WORK INSTRUCTIONS:
Print exactly the lines from the one containing "Read this page and output its text content." through the last line of the records below, both included, and nothing else; omit any pictures.

EXERCISE MATERIALS:
----
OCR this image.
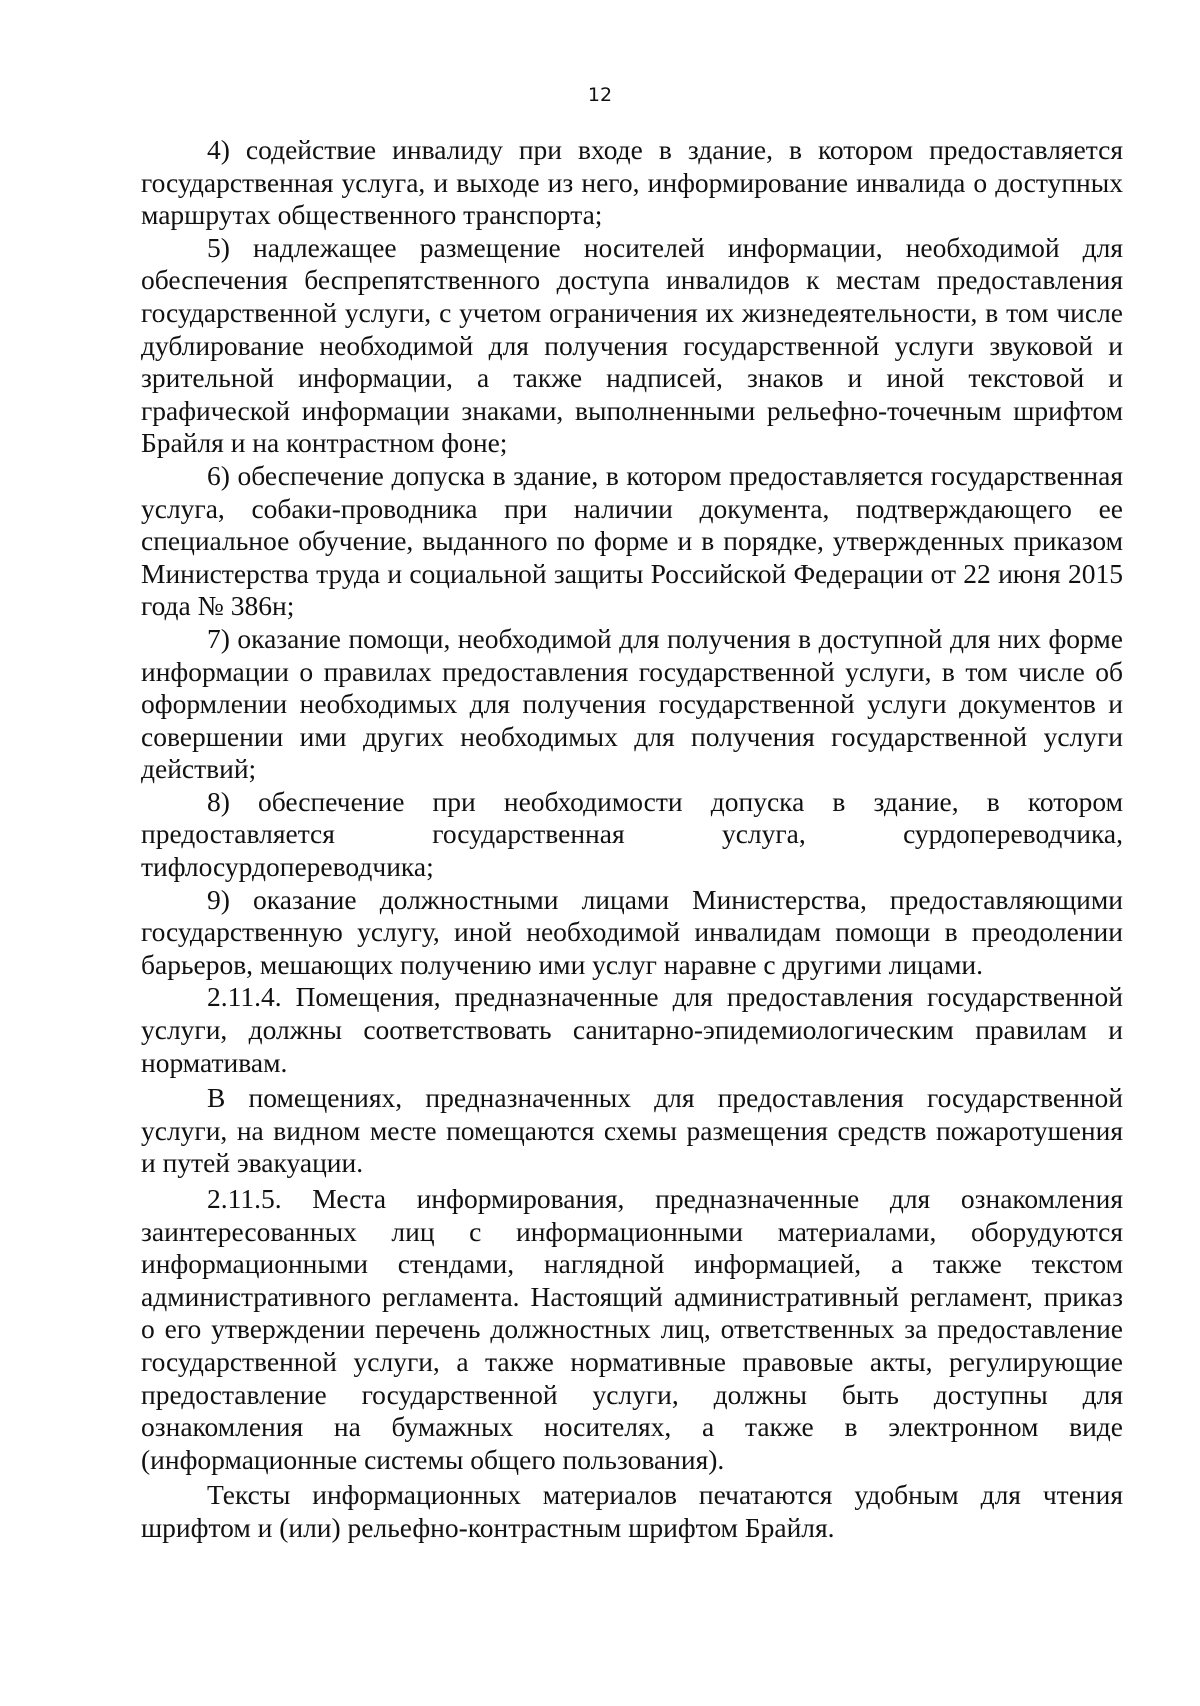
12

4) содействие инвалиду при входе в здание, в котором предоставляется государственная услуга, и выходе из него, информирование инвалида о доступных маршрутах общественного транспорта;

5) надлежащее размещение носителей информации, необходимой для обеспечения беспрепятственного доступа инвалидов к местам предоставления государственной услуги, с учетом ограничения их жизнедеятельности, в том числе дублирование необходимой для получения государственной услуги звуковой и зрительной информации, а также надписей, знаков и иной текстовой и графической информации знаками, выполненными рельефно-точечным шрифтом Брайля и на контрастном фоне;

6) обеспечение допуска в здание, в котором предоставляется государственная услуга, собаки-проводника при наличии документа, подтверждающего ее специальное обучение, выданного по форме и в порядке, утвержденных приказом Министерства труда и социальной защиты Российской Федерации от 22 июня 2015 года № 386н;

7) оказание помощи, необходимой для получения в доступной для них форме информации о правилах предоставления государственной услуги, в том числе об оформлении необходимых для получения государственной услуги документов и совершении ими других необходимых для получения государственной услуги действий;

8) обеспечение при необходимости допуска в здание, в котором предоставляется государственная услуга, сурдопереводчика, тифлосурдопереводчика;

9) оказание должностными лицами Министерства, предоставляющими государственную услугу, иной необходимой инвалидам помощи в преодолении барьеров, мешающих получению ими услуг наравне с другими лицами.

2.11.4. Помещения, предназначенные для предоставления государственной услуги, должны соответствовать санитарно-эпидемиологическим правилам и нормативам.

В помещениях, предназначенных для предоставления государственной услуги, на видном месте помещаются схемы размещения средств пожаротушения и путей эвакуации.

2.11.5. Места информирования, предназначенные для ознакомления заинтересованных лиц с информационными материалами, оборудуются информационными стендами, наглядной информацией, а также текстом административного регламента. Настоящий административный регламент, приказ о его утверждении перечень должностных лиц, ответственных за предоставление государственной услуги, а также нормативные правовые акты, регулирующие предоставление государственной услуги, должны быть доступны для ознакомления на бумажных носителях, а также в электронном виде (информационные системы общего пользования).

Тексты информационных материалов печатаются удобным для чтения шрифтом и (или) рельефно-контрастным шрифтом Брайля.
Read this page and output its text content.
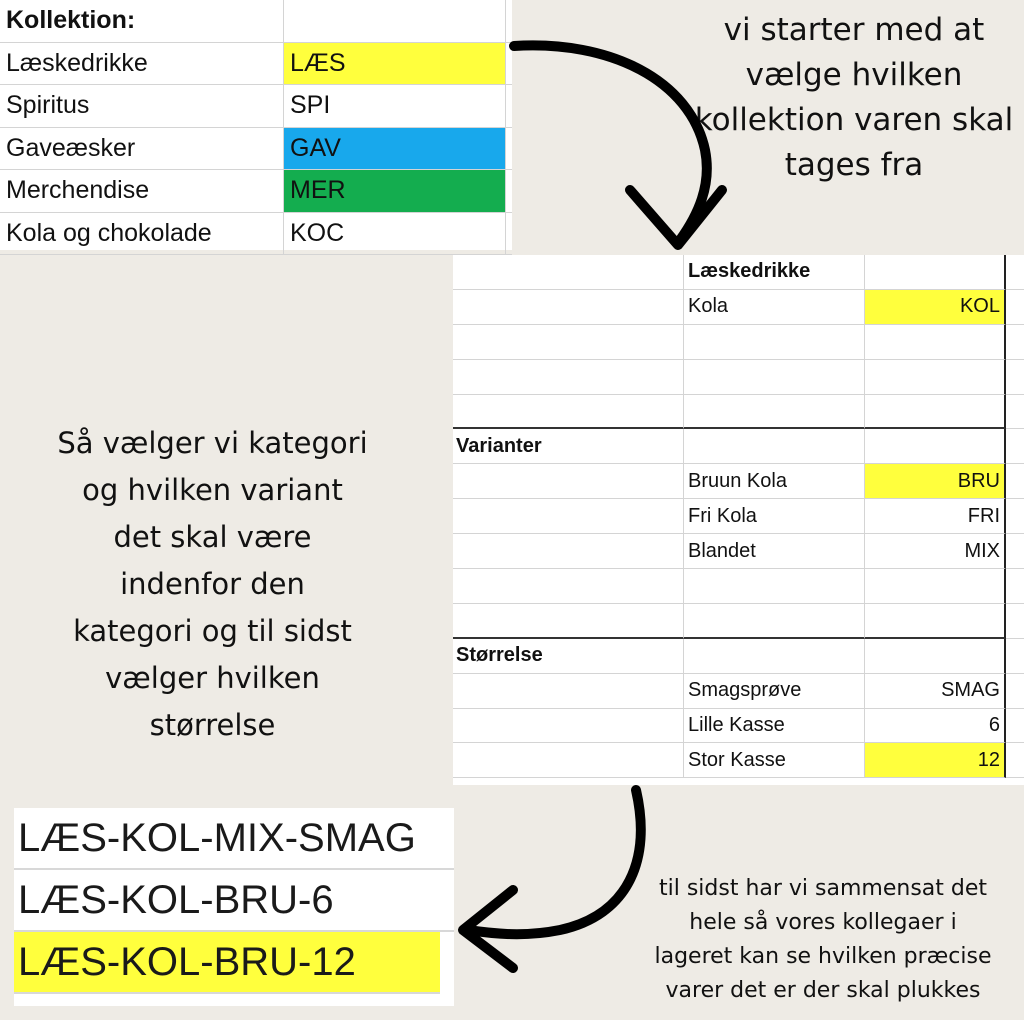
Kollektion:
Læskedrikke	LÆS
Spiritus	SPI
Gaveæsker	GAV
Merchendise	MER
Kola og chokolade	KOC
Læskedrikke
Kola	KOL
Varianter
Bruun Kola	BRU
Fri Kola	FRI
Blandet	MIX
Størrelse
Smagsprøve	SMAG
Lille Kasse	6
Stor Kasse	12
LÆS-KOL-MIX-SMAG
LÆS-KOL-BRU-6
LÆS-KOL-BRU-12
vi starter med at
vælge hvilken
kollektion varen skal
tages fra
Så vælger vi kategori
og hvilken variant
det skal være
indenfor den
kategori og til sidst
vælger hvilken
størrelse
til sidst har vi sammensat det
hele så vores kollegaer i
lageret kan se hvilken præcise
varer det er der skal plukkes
----
COMPLETE OUTPUT:
Read this page and output its text content.
Kollektion:
Læskedrikke	LÆS
Spiritus	SPI
Gaveæsker	GAV
Merchendise	MER
Kola og chokolade	KOC
Læskedrikke
Kola	KOL
Varianter
Bruun Kola	BRU
Fri Kola	FRI
Blandet	MIX
Størrelse
Smagsprøve	SMAG
Lille Kasse	6
Stor Kasse	12
LÆS-KOL-MIX-SMAG
LÆS-KOL-BRU-6
LÆS-KOL-BRU-12
vi starter med at
vælge hvilken
kollektion varen skal
tages fra
Så vælger vi kategori
og hvilken variant
det skal være
indenfor den
kategori og til sidst
vælger hvilken
størrelse
til sidst har vi sammensat det
hele så vores kollegaer i
lageret kan se hvilken præcise
varer det er der skal plukkes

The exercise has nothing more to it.